- **Task details**: Read the records and gather each line that includes "this".

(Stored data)
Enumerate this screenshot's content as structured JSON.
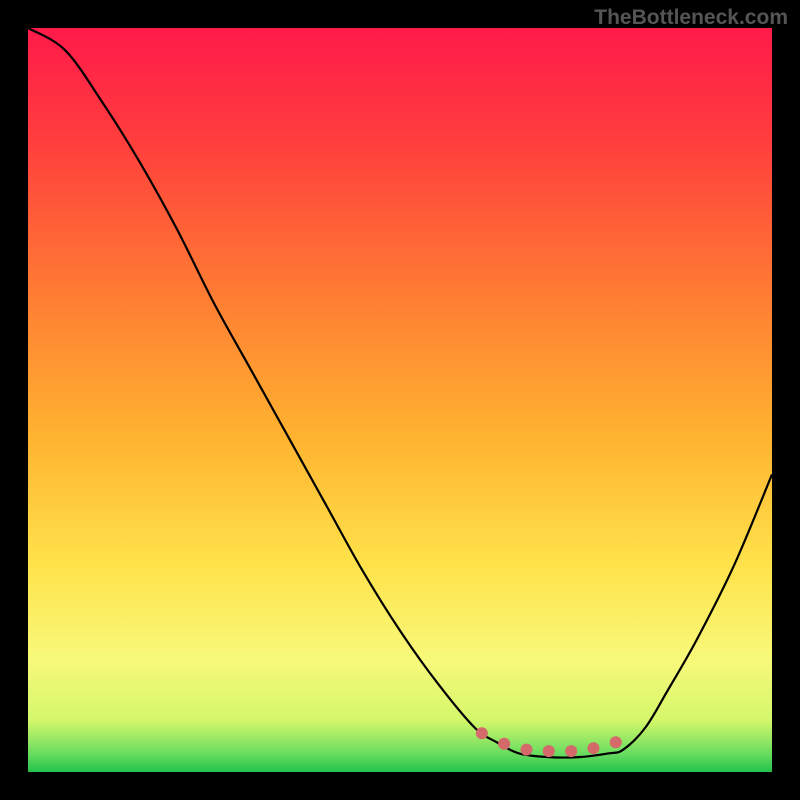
{
  "watermark": "TheBottleneck.com",
  "chart_data": {
    "type": "line",
    "title": "",
    "xlabel": "",
    "ylabel": "",
    "x": [
      0.0,
      0.05,
      0.1,
      0.15,
      0.2,
      0.25,
      0.3,
      0.35,
      0.4,
      0.45,
      0.5,
      0.55,
      0.6,
      0.63,
      0.66,
      0.7,
      0.74,
      0.78,
      0.8,
      0.83,
      0.86,
      0.9,
      0.95,
      1.0
    ],
    "values": [
      1.0,
      0.97,
      0.9,
      0.82,
      0.73,
      0.63,
      0.54,
      0.45,
      0.36,
      0.27,
      0.19,
      0.12,
      0.06,
      0.04,
      0.025,
      0.02,
      0.02,
      0.025,
      0.03,
      0.06,
      0.11,
      0.18,
      0.28,
      0.4
    ],
    "xlim": [
      0,
      1
    ],
    "ylim": [
      0,
      1
    ],
    "gradient_stops": [
      {
        "offset": 0.0,
        "color": "#ff1a4a"
      },
      {
        "offset": 0.15,
        "color": "#ff3d3d"
      },
      {
        "offset": 0.35,
        "color": "#ff7a33"
      },
      {
        "offset": 0.55,
        "color": "#ffb330"
      },
      {
        "offset": 0.72,
        "color": "#ffe24a"
      },
      {
        "offset": 0.85,
        "color": "#f8f97a"
      },
      {
        "offset": 0.93,
        "color": "#d4f76a"
      },
      {
        "offset": 0.975,
        "color": "#6add60"
      },
      {
        "offset": 1.0,
        "color": "#22c24a"
      }
    ],
    "marker_region": {
      "x": [
        0.61,
        0.64,
        0.67,
        0.7,
        0.73,
        0.76,
        0.79
      ],
      "y": [
        0.052,
        0.038,
        0.03,
        0.028,
        0.028,
        0.032,
        0.04
      ],
      "color": "#d46a6a"
    }
  }
}
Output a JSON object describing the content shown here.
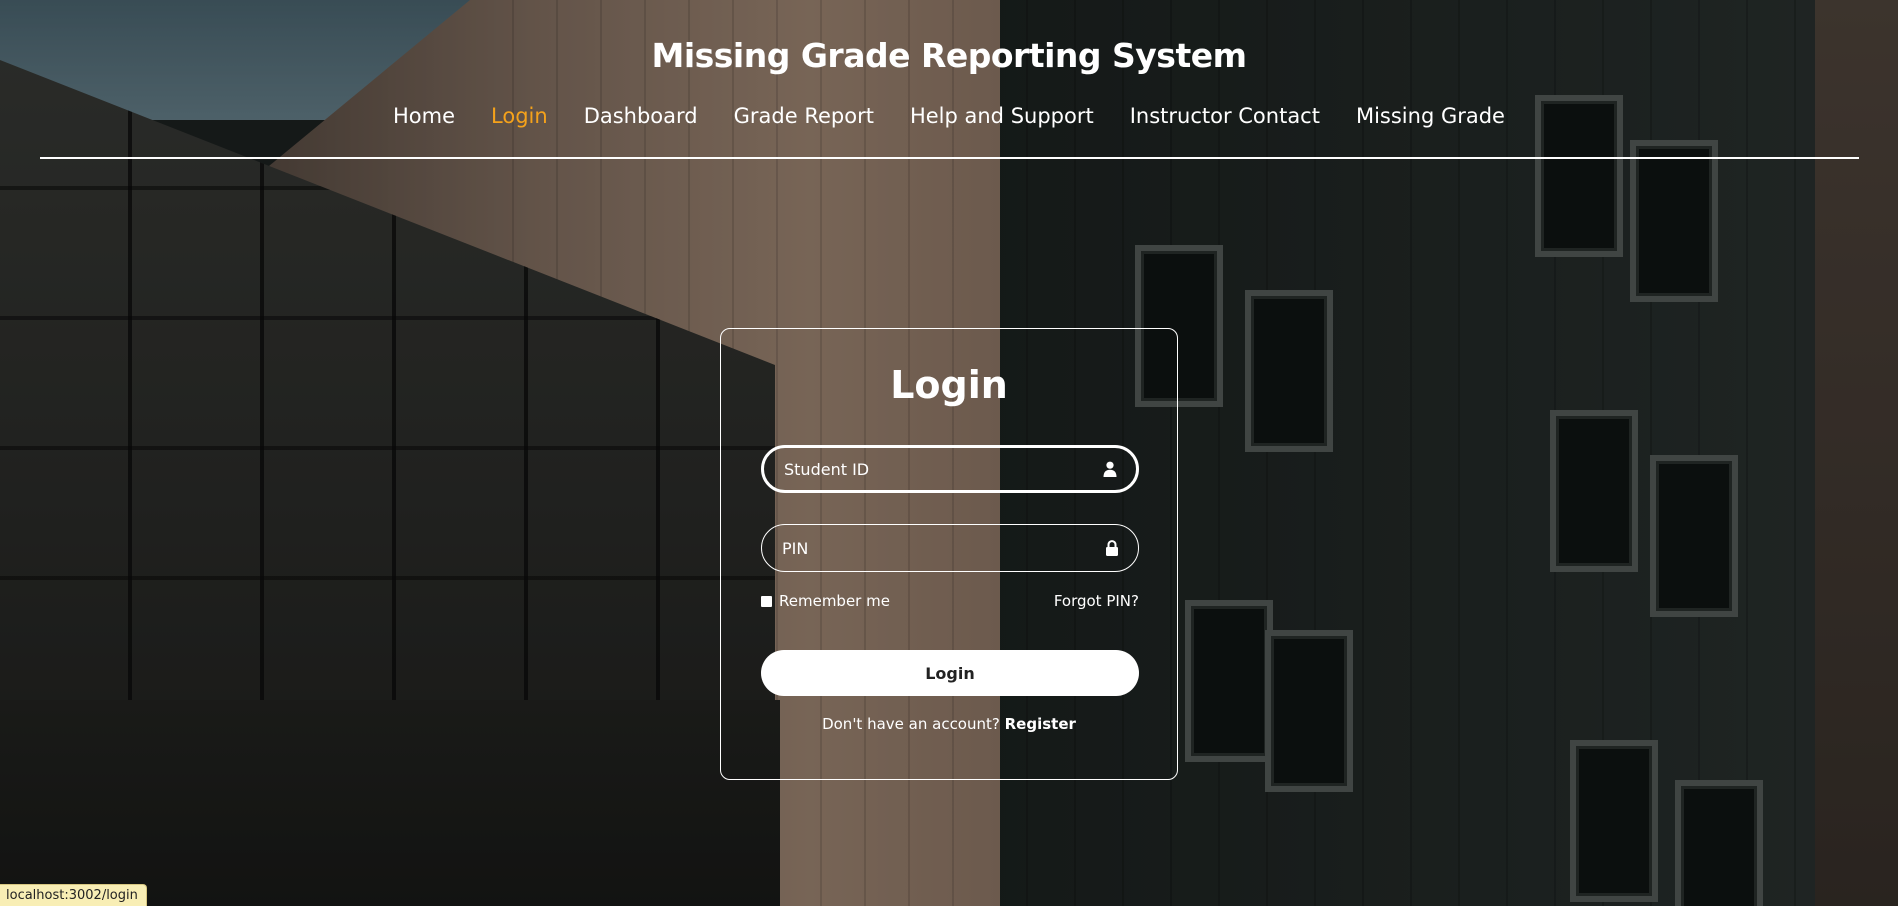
{
  "header": {
    "title": "Missing Grade Reporting System",
    "nav": [
      {
        "label": "Home",
        "active": false
      },
      {
        "label": "Login",
        "active": true
      },
      {
        "label": "Dashboard",
        "active": false
      },
      {
        "label": "Grade Report",
        "active": false
      },
      {
        "label": "Help and Support",
        "active": false
      },
      {
        "label": "Instructor Contact",
        "active": false
      },
      {
        "label": "Missing Grade",
        "active": false
      }
    ]
  },
  "login": {
    "title": "Login",
    "student_id": {
      "placeholder": "Student ID",
      "value": "",
      "icon": "user-icon"
    },
    "pin": {
      "placeholder": "PIN",
      "value": "",
      "icon": "lock-icon"
    },
    "remember_label": "Remember me",
    "forgot_label": "Forgot PIN?",
    "submit_label": "Login",
    "register_prompt": "Don't have an account?",
    "register_label": "Register"
  },
  "status_bar": {
    "url": "localhost:3002/login"
  },
  "colors": {
    "accent": "#f5a21b",
    "text": "#ffffff"
  }
}
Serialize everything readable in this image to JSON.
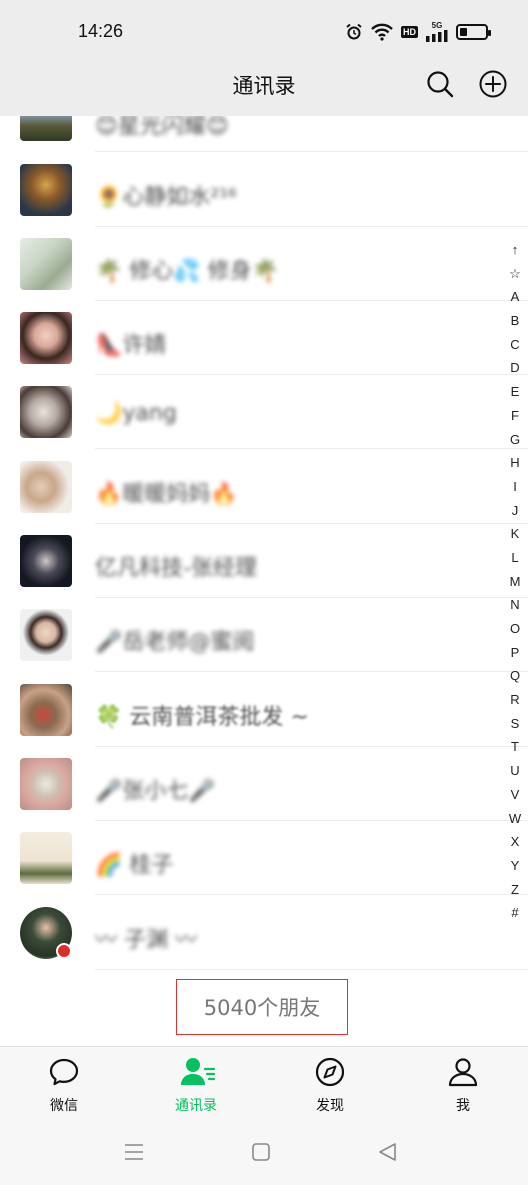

- **The solution**:
Enumerate this screenshot's content as structured JSON.
Serialize everything readable in this image to JSON.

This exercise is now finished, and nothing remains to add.